▶ [Collected data entries]
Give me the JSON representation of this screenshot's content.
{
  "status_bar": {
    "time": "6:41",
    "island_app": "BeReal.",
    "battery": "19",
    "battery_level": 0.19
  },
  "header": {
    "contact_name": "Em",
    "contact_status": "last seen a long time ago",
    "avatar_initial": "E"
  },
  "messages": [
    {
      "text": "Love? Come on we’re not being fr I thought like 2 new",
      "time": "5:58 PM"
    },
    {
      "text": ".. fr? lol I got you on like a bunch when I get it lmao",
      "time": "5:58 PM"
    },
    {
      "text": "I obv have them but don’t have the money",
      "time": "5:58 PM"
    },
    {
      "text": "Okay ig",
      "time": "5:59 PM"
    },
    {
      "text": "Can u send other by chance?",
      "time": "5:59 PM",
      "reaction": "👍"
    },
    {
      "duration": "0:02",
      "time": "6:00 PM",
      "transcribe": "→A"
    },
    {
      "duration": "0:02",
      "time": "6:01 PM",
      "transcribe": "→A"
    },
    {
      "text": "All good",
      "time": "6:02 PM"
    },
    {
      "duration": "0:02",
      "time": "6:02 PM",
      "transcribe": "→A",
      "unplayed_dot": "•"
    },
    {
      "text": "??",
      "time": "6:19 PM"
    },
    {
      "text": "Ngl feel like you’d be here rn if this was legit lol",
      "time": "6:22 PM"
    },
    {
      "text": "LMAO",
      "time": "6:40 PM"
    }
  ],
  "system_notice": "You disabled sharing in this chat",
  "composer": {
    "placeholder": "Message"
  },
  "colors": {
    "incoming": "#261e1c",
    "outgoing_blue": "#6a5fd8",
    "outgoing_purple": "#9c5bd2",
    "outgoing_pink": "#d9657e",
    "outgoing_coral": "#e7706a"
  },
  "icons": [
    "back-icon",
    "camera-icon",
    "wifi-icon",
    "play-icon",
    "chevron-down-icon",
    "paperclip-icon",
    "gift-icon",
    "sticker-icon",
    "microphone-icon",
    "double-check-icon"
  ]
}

▶ [SET EXERCISE] Copy all lines from the material that include "this".

▶ [TASK OUTPUT]
Give me the JSON representation of this screenshot's content.
      "text": "Ngl feel like you’d be here rn if this was legit lol",
  "system_notice": "You disabled sharing in this chat",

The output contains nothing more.